▶ WHAT IS NEEDED: Check every line below for the word "excerpt" and copy the ones that have it.
— Start RECORDS PROVIDED —
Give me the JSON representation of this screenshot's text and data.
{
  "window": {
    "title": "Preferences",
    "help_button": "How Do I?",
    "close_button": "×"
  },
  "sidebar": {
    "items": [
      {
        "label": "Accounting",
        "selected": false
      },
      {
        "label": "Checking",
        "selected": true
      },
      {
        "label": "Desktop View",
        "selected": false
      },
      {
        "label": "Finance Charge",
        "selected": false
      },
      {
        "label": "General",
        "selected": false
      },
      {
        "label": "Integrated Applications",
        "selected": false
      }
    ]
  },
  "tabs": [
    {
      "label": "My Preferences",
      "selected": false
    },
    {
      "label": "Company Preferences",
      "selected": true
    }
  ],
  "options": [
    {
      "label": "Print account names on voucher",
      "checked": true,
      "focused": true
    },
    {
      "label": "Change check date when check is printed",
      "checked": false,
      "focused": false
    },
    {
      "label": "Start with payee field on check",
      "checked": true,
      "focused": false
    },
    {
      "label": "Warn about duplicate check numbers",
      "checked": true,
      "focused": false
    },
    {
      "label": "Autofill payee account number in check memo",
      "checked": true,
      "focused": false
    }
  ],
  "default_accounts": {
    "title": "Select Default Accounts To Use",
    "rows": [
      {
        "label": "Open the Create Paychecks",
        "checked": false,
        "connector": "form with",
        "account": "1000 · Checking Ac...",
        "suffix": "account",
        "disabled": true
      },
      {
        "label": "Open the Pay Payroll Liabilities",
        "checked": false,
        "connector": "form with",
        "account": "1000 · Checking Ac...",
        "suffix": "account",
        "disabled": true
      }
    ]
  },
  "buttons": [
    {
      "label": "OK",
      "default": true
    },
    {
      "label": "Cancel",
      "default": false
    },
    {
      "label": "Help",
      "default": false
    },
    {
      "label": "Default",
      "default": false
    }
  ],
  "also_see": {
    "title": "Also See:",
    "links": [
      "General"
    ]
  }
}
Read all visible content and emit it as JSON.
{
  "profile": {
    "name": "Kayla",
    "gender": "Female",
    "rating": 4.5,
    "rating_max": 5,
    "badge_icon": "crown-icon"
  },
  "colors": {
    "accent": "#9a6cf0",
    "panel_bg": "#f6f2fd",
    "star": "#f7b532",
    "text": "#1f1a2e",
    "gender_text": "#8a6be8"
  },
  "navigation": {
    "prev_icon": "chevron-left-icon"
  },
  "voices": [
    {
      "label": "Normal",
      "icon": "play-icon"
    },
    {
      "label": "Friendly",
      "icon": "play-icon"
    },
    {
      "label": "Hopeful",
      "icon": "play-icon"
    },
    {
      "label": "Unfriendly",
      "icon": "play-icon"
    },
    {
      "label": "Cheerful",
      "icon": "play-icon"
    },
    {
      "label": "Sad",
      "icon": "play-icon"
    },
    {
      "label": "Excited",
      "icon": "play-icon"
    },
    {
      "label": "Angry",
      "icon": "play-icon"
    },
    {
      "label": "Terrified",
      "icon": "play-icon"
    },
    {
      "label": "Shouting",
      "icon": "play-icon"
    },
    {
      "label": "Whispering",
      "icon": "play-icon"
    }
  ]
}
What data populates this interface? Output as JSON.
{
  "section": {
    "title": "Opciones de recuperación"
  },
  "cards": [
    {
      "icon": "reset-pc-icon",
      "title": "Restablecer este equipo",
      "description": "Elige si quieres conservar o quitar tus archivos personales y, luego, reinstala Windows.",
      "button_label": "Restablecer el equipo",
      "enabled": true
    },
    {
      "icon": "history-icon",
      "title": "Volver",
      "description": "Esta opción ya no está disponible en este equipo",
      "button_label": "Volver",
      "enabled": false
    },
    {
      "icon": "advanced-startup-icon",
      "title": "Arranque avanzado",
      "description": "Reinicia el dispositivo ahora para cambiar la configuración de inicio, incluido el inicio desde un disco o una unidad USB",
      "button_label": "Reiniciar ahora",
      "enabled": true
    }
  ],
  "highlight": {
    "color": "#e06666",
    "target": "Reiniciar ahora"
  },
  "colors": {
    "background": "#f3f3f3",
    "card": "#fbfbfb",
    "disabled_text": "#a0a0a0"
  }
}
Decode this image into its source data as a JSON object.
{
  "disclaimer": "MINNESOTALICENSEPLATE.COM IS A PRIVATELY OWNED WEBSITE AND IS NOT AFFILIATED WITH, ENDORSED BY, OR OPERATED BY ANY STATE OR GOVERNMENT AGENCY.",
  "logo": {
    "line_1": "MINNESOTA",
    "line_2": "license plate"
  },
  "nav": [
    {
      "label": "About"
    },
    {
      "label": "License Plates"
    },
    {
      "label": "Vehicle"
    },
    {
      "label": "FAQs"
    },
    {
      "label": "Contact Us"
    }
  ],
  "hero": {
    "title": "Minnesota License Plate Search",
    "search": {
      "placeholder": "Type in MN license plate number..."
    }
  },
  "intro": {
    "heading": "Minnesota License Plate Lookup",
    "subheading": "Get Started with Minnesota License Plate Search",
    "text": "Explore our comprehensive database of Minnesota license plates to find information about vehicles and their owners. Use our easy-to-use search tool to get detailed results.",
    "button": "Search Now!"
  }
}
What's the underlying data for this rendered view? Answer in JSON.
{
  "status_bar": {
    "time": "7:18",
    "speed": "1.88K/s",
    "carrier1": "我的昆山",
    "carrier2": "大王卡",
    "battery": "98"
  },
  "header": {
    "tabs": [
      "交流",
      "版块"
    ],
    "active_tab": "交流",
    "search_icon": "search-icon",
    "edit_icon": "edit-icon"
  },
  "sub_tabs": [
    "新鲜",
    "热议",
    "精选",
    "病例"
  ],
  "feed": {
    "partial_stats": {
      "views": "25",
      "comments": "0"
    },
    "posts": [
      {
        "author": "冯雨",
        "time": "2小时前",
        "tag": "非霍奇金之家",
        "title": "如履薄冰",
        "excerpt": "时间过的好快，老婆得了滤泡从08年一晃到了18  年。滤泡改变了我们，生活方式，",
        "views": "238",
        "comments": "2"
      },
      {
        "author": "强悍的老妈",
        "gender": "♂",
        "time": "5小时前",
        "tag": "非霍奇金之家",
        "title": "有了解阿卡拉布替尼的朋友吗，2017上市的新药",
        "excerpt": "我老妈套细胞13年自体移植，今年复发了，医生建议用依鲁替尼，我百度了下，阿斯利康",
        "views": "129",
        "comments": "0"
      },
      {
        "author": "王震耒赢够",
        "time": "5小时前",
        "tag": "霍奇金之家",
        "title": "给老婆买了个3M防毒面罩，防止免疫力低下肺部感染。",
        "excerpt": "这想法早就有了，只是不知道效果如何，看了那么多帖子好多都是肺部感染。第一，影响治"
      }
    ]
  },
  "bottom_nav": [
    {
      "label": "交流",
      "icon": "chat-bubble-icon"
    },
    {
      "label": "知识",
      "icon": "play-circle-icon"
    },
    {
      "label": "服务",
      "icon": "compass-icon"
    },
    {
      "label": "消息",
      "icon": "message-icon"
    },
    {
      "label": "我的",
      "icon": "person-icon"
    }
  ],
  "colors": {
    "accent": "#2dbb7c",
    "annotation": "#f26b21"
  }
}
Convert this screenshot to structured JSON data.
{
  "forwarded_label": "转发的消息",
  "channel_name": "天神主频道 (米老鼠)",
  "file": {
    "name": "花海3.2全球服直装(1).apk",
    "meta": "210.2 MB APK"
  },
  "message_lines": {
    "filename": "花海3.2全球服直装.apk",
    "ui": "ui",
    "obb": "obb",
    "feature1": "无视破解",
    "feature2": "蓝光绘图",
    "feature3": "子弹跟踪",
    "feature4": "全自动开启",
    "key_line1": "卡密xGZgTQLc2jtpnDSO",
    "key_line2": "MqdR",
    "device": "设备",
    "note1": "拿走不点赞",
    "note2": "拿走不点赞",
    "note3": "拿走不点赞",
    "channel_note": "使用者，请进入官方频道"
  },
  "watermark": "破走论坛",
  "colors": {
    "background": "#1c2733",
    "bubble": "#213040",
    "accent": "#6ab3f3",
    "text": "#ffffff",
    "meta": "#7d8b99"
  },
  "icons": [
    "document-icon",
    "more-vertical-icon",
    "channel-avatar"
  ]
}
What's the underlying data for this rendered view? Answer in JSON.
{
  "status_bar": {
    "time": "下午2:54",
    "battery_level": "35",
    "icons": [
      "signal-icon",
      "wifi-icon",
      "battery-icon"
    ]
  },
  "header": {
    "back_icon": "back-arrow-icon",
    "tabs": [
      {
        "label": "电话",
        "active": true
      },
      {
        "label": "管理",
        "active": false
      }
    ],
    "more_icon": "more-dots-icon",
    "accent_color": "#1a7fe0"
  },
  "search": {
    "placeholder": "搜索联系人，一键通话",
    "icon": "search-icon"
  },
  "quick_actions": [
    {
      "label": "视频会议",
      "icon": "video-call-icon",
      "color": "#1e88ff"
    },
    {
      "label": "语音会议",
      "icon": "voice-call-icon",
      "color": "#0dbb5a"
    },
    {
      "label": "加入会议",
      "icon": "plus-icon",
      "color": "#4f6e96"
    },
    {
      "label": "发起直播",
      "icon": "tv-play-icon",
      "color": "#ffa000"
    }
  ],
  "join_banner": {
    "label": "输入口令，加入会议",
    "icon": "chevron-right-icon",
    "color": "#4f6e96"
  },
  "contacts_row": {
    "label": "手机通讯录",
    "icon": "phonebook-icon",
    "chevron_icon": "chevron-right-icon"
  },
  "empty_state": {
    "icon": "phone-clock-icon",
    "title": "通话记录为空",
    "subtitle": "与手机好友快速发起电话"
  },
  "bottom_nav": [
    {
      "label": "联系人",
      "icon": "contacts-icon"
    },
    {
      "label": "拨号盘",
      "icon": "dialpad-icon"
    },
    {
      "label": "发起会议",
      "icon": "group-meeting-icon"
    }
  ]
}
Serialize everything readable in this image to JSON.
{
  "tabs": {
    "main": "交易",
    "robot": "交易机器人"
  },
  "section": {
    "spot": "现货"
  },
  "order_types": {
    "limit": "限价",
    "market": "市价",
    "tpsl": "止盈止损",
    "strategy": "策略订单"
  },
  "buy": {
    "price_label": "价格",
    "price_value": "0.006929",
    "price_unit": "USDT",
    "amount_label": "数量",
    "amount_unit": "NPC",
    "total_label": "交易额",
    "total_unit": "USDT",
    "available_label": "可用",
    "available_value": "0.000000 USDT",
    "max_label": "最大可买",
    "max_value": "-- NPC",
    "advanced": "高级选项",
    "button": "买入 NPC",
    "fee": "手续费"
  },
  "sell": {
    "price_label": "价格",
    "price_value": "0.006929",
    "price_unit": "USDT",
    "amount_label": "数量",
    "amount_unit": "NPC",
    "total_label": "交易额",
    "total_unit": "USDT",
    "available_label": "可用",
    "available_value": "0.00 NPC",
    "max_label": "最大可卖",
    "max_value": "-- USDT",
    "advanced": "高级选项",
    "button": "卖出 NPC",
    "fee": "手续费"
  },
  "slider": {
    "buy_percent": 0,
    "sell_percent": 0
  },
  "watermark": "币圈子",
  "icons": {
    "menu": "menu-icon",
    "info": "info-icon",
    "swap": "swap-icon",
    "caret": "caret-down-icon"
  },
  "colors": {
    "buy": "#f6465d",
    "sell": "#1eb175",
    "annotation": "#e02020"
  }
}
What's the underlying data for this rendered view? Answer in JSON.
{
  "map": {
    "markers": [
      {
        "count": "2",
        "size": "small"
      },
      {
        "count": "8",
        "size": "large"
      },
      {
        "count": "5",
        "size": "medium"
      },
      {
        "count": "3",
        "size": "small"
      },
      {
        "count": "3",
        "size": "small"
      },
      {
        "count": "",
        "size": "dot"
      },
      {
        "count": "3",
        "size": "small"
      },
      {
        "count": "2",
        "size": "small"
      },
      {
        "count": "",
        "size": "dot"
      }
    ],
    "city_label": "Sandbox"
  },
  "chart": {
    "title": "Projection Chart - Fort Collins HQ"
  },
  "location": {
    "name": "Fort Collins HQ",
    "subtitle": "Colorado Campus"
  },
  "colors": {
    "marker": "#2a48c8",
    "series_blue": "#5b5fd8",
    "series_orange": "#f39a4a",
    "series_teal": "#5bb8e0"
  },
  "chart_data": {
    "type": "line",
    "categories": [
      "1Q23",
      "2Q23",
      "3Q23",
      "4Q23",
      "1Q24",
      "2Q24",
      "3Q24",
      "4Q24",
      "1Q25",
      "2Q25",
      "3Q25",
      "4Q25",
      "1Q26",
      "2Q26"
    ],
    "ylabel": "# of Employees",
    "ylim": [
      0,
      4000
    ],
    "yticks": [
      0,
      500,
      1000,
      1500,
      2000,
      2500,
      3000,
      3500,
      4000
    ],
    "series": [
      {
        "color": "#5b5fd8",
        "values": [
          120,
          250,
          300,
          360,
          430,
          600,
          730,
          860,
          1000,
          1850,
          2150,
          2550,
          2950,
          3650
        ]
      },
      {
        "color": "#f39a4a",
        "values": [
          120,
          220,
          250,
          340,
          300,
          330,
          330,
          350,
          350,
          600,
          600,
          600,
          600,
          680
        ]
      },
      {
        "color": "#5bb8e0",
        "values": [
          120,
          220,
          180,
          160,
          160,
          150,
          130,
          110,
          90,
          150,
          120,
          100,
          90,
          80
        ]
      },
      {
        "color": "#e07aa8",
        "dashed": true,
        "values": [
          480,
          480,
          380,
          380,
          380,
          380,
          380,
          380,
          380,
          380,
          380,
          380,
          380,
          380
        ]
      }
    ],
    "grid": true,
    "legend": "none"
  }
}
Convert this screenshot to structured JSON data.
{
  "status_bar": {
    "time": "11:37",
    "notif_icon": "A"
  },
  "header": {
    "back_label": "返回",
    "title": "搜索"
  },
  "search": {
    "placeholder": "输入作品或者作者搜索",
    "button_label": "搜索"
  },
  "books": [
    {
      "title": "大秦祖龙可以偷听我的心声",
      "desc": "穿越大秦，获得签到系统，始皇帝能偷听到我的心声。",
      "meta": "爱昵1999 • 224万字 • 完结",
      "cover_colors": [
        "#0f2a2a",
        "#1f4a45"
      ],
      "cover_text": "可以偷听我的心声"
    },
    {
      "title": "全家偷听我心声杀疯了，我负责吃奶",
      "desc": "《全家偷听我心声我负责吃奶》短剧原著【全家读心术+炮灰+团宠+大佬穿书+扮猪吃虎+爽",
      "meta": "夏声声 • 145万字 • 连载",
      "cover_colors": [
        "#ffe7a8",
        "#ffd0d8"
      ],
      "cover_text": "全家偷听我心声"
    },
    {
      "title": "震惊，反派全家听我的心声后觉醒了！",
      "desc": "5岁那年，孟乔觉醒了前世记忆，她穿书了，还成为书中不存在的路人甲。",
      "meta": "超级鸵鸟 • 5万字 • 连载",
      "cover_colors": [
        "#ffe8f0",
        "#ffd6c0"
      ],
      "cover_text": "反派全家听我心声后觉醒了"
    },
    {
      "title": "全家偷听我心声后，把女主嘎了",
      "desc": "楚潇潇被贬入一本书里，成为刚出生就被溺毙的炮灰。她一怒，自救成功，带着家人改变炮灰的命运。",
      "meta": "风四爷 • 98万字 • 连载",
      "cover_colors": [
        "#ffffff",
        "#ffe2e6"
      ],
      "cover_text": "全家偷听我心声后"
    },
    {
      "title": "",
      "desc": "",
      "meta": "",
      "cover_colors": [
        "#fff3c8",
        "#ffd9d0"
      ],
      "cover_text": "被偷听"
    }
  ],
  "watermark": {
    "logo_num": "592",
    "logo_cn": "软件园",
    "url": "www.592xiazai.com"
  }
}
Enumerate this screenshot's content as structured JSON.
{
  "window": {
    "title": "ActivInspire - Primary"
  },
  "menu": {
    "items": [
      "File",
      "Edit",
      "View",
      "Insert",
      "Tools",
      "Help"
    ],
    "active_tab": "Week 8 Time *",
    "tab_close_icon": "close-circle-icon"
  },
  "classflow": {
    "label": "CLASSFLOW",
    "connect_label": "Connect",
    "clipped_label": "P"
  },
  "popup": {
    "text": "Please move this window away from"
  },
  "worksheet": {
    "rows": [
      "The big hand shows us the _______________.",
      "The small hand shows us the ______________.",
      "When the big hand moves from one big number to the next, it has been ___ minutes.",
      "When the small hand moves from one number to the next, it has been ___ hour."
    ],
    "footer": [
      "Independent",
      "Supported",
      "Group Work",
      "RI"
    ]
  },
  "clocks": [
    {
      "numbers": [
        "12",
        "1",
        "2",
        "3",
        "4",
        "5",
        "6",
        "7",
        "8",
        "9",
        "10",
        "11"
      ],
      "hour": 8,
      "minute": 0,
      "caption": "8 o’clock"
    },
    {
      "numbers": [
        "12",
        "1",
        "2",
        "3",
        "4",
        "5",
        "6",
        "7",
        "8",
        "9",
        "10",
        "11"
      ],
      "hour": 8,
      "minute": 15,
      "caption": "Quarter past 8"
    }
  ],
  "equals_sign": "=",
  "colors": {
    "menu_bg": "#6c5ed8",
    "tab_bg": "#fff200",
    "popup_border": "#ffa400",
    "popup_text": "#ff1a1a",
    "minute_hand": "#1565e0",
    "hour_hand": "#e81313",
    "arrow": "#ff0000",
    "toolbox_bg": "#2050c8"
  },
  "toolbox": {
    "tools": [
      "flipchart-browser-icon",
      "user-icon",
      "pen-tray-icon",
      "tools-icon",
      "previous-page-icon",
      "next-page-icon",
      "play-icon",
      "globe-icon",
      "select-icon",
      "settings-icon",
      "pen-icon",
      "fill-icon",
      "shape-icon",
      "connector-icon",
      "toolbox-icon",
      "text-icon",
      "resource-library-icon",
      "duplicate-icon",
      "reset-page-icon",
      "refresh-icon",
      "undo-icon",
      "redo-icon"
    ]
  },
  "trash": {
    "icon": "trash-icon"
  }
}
— End RECORDS PROVIDED —
▶ THE COMPLETED TASK:
        "excerpt": "时间过的好快，老婆得了滤泡从08年一晃到了18  年。滤泡改变了我们，生活方式，",
        "excerpt": "我老妈套细胞13年自体移植，今年复发了，医生建议用依鲁替尼，我百度了下，阿斯利康",
        "excerpt": "这想法早就有了，只是不知道效果如何，看了那么多帖子好多都是肺部感染。第一，影响治"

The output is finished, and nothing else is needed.